Every line that includes the word "title" is to be listed.

• • • •

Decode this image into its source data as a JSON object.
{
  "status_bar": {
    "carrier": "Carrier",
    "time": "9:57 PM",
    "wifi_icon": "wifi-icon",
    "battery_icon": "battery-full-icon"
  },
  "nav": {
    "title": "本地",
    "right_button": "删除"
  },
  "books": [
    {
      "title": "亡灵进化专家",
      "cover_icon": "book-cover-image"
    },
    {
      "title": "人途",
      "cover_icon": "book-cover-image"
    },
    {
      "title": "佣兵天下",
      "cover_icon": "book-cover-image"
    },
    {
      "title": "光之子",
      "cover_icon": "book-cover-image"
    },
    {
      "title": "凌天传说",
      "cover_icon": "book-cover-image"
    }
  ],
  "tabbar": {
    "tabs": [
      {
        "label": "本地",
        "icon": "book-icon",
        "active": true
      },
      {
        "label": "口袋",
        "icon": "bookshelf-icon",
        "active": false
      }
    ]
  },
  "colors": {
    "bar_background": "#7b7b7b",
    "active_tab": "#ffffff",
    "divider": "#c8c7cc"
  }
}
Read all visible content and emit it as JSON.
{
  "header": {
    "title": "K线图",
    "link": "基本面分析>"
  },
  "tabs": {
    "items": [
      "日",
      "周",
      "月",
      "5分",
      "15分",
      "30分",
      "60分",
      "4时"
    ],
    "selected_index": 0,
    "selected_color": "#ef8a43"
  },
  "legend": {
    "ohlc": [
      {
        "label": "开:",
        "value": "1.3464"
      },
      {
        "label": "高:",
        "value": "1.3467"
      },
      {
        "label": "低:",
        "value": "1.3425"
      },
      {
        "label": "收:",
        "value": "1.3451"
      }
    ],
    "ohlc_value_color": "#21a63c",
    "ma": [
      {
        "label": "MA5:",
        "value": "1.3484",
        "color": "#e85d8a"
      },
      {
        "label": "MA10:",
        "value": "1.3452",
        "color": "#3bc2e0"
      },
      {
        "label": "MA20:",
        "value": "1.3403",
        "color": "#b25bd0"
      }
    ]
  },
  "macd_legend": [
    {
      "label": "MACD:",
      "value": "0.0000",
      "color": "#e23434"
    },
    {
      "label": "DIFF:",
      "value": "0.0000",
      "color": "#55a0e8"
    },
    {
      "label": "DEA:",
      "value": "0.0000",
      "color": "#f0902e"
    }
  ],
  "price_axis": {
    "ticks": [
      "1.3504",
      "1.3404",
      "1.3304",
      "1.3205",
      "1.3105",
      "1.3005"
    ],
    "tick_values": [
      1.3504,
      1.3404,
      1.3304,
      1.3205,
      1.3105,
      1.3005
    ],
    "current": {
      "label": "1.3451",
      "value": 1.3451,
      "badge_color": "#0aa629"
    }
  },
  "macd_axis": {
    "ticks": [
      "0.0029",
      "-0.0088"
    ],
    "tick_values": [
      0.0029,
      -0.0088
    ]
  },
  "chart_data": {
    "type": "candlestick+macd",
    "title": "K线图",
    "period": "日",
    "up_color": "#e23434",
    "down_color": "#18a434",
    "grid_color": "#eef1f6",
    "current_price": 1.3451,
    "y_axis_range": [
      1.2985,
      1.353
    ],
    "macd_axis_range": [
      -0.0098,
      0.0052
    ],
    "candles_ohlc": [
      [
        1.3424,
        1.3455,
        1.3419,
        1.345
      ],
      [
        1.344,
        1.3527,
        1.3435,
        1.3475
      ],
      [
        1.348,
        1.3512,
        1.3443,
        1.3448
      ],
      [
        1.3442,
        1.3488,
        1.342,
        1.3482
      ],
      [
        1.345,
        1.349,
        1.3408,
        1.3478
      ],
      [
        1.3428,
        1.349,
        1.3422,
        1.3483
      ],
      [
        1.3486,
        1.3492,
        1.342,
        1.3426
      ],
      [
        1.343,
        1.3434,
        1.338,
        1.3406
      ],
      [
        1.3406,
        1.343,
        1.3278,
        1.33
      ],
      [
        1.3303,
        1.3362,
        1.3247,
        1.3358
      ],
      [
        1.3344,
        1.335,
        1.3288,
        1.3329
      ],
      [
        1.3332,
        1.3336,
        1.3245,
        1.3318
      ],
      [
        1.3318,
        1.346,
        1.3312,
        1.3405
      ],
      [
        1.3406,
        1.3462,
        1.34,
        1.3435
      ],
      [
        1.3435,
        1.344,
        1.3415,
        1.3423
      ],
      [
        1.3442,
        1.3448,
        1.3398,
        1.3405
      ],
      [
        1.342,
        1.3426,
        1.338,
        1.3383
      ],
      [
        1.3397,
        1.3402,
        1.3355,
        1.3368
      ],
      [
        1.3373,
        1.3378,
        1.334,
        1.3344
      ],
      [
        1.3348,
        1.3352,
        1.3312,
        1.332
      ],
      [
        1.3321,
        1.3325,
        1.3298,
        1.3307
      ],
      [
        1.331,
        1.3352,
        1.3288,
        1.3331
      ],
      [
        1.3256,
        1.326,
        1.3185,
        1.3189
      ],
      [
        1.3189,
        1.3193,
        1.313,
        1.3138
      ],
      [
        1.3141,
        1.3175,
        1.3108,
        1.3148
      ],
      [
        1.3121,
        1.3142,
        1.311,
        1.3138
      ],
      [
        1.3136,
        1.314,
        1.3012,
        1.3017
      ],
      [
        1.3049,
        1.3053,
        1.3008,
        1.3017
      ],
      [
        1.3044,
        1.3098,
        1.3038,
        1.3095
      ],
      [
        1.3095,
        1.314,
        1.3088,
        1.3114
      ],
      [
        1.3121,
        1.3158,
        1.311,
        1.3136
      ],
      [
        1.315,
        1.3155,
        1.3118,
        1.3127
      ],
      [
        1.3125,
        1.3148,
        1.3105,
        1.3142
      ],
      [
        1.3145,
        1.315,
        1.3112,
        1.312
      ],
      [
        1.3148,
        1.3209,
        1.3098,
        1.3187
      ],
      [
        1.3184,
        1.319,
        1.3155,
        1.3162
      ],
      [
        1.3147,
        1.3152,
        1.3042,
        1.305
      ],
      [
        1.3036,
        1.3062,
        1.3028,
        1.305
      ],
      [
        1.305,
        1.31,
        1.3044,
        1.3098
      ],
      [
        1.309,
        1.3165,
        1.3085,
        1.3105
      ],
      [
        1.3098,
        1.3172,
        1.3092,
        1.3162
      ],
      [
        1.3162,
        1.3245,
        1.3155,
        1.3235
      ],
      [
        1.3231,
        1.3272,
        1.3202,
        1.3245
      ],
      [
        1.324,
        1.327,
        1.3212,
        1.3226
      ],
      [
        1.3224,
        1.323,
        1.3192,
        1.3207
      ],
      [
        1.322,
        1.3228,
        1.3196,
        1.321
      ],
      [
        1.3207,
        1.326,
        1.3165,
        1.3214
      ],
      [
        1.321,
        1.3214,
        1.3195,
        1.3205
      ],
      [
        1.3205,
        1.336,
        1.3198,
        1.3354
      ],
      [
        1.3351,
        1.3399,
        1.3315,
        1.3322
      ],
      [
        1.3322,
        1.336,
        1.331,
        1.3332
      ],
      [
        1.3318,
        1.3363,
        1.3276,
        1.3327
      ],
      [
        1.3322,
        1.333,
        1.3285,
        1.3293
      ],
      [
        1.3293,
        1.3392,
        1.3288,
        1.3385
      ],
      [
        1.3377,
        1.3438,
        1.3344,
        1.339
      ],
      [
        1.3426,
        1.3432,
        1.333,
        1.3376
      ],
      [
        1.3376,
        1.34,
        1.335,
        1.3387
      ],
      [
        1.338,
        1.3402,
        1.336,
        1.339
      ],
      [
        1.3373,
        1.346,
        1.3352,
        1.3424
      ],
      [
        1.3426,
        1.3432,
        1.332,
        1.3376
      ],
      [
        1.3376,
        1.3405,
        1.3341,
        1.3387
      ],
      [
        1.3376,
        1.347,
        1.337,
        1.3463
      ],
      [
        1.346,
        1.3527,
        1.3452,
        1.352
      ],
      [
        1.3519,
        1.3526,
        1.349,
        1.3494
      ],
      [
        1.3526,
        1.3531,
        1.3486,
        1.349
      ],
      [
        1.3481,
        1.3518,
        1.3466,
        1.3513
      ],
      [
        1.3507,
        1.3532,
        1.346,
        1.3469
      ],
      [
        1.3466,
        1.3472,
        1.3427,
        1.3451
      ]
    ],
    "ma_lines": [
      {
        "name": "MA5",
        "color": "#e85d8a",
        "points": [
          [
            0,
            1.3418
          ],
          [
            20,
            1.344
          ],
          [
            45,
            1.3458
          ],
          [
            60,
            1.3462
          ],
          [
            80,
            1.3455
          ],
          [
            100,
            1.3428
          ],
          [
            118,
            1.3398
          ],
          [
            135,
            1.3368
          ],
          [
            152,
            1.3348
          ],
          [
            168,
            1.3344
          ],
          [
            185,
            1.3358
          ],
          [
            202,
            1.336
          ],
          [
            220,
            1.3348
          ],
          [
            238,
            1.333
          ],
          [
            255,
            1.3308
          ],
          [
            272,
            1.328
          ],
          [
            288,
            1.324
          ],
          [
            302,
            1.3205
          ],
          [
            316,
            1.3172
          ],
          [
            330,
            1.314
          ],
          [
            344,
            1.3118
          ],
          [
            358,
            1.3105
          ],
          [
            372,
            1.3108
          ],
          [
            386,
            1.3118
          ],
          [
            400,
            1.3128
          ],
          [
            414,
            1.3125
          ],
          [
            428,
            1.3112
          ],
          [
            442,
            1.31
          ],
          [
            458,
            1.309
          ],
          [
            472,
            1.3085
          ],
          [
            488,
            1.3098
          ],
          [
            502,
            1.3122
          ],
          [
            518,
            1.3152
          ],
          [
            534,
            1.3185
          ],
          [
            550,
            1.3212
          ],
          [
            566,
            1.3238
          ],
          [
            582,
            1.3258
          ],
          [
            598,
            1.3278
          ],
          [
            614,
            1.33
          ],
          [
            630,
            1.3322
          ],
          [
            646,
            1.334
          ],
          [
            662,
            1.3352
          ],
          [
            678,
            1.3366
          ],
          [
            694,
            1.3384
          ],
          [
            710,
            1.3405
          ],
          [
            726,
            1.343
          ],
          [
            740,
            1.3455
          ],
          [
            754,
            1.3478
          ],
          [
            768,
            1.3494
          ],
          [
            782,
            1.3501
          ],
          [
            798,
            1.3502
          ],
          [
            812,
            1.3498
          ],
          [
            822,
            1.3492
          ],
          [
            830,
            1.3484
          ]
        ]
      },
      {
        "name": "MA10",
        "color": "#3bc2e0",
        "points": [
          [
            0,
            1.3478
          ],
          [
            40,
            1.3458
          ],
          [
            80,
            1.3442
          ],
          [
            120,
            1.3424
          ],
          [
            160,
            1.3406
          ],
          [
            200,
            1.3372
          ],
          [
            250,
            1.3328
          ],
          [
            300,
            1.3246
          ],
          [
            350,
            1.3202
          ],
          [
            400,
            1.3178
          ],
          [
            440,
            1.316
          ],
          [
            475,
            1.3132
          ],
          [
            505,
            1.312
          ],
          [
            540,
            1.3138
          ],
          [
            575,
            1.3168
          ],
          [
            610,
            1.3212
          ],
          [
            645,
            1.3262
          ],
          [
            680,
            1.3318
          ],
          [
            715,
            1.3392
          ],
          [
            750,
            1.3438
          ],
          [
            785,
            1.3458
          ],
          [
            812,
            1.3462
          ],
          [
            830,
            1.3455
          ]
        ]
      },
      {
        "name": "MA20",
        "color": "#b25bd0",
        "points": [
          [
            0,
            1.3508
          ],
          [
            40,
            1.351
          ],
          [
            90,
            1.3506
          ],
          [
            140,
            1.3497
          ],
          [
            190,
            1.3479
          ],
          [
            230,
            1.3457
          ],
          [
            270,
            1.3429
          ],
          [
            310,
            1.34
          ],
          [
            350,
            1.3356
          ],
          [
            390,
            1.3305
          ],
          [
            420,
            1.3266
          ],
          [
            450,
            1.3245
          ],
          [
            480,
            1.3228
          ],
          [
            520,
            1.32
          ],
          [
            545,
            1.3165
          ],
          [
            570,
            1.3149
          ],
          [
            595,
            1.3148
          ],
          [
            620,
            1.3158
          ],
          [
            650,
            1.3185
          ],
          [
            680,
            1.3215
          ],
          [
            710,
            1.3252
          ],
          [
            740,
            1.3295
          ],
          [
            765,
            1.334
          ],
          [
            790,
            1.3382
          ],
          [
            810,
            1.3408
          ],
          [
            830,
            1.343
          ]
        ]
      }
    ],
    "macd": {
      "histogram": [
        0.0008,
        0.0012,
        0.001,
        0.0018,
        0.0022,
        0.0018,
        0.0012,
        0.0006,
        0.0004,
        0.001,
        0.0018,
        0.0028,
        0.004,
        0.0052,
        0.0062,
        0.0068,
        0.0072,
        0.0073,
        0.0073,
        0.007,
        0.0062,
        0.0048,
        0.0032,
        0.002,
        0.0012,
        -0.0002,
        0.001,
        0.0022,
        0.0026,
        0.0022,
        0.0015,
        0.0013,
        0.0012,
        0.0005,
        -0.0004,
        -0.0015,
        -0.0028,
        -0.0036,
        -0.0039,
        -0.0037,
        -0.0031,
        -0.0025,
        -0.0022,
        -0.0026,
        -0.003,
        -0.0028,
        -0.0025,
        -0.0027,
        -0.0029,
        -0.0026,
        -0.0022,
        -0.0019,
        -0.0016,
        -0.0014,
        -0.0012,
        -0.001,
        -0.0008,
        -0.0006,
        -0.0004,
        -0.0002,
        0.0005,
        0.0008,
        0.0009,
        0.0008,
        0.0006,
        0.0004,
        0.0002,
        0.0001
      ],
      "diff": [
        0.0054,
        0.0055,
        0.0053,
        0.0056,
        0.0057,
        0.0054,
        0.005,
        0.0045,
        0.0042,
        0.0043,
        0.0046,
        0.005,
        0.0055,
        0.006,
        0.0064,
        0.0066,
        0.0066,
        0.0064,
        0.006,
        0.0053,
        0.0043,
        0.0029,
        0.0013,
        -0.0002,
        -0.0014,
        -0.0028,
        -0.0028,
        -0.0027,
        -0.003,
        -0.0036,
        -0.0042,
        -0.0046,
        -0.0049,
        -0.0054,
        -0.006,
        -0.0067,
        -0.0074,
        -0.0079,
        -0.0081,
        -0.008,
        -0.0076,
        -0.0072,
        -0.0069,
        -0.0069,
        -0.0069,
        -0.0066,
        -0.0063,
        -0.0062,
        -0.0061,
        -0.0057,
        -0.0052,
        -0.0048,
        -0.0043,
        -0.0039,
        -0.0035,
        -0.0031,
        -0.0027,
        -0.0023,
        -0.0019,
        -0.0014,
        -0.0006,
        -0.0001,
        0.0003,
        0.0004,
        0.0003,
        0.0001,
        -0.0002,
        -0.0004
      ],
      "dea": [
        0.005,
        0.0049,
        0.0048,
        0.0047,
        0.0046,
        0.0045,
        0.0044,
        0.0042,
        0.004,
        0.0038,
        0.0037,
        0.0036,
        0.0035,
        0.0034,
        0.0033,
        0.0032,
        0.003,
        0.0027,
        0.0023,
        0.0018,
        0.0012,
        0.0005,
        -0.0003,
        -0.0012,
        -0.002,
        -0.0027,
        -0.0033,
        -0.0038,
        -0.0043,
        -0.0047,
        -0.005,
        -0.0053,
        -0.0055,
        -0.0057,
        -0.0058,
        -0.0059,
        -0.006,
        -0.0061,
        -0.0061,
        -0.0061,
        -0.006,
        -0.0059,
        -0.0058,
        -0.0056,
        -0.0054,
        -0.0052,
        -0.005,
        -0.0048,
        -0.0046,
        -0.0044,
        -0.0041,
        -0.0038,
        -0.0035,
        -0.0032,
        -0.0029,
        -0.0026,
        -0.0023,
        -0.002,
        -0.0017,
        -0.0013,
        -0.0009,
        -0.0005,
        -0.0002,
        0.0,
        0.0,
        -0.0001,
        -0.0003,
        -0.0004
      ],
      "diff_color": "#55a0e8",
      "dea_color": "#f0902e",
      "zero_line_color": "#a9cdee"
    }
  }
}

• • • •

_The response_:
    "title": "本地",
      "title": "亡灵进化专家",
      "title": "人途",
      "title": "佣兵天下",
      "title": "光之子",
      "title": "凌天传说",
    "title": "K线图",
    "title": "K线图",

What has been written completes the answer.